## Problem description
Please transcribe the listing below in full and word for word, without its pictures.

— Begin —

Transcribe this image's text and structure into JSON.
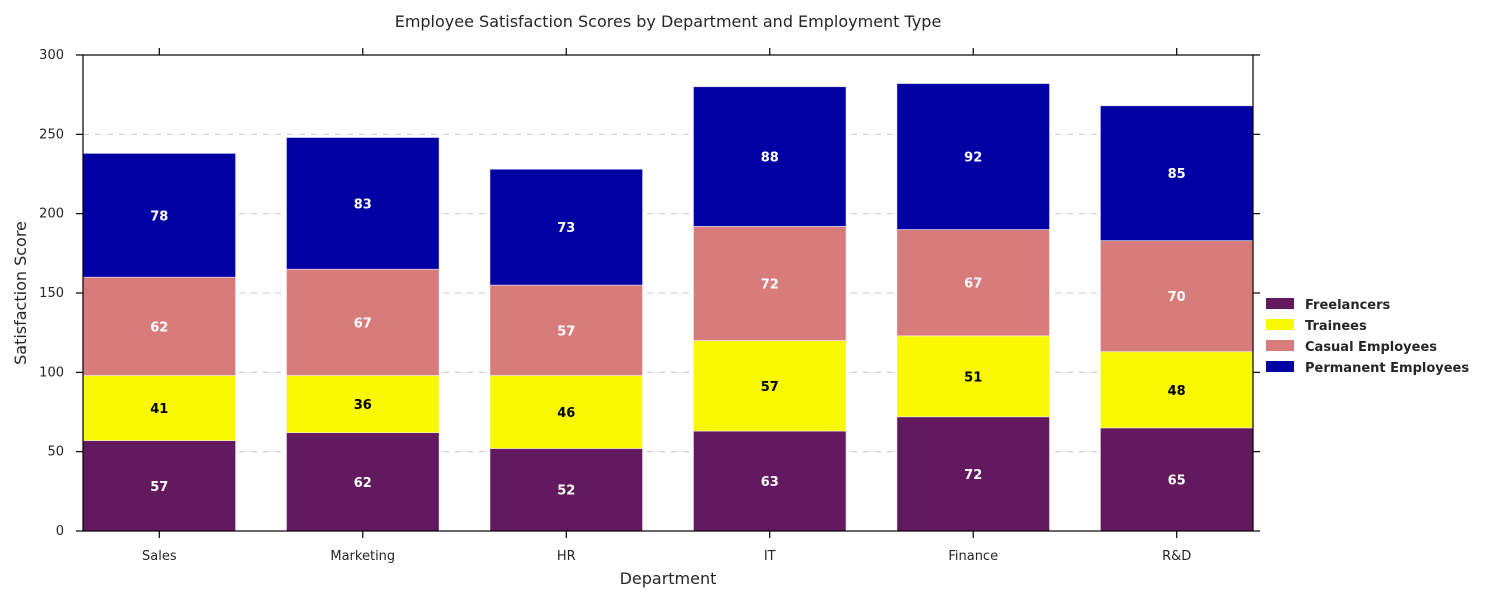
{
  "chart_data": {
    "type": "bar",
    "stacked": true,
    "title": "Employee Satisfaction Scores by Department and Employment Type",
    "xlabel": "Department",
    "ylabel": "Satisfaction Score",
    "ylim": [
      0,
      300
    ],
    "yticks": [
      0,
      50,
      100,
      150,
      200,
      250,
      300
    ],
    "grid": "horizontal dashed",
    "legend_position": "right",
    "categories": [
      "Sales",
      "Marketing",
      "HR",
      "IT",
      "Finance",
      "R&D"
    ],
    "series": [
      {
        "name": "Freelancers",
        "color": "#63195e",
        "label_color": "#ffffff",
        "values": [
          57,
          62,
          52,
          63,
          72,
          65
        ]
      },
      {
        "name": "Trainees",
        "color": "#f8f800",
        "label_color": "#000000",
        "values": [
          41,
          36,
          46,
          57,
          51,
          48
        ]
      },
      {
        "name": "Casual Employees",
        "color": "#d77c7a",
        "label_color": "#ffffff",
        "values": [
          62,
          67,
          57,
          72,
          67,
          70
        ]
      },
      {
        "name": "Permanent Employees",
        "color": "#0000a4",
        "label_color": "#ffffff",
        "values": [
          78,
          83,
          73,
          88,
          92,
          85
        ]
      }
    ]
  }
}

— End —

## Finished exercise
Transcribe this image's text and structure into JSON.
{
  "chart_data": {
    "type": "bar",
    "stacked": true,
    "title": "Employee Satisfaction Scores by Department and Employment Type",
    "xlabel": "Department",
    "ylabel": "Satisfaction Score",
    "ylim": [
      0,
      300
    ],
    "yticks": [
      0,
      50,
      100,
      150,
      200,
      250,
      300
    ],
    "grid": "horizontal dashed",
    "legend_position": "right",
    "categories": [
      "Sales",
      "Marketing",
      "HR",
      "IT",
      "Finance",
      "R&D"
    ],
    "series": [
      {
        "name": "Freelancers",
        "color": "#63195e",
        "label_color": "#ffffff",
        "values": [
          57,
          62,
          52,
          63,
          72,
          65
        ]
      },
      {
        "name": "Trainees",
        "color": "#f8f800",
        "label_color": "#000000",
        "values": [
          41,
          36,
          46,
          57,
          51,
          48
        ]
      },
      {
        "name": "Casual Employees",
        "color": "#d77c7a",
        "label_color": "#ffffff",
        "values": [
          62,
          67,
          57,
          72,
          67,
          70
        ]
      },
      {
        "name": "Permanent Employees",
        "color": "#0000a4",
        "label_color": "#ffffff",
        "values": [
          78,
          83,
          73,
          88,
          92,
          85
        ]
      }
    ]
  }
}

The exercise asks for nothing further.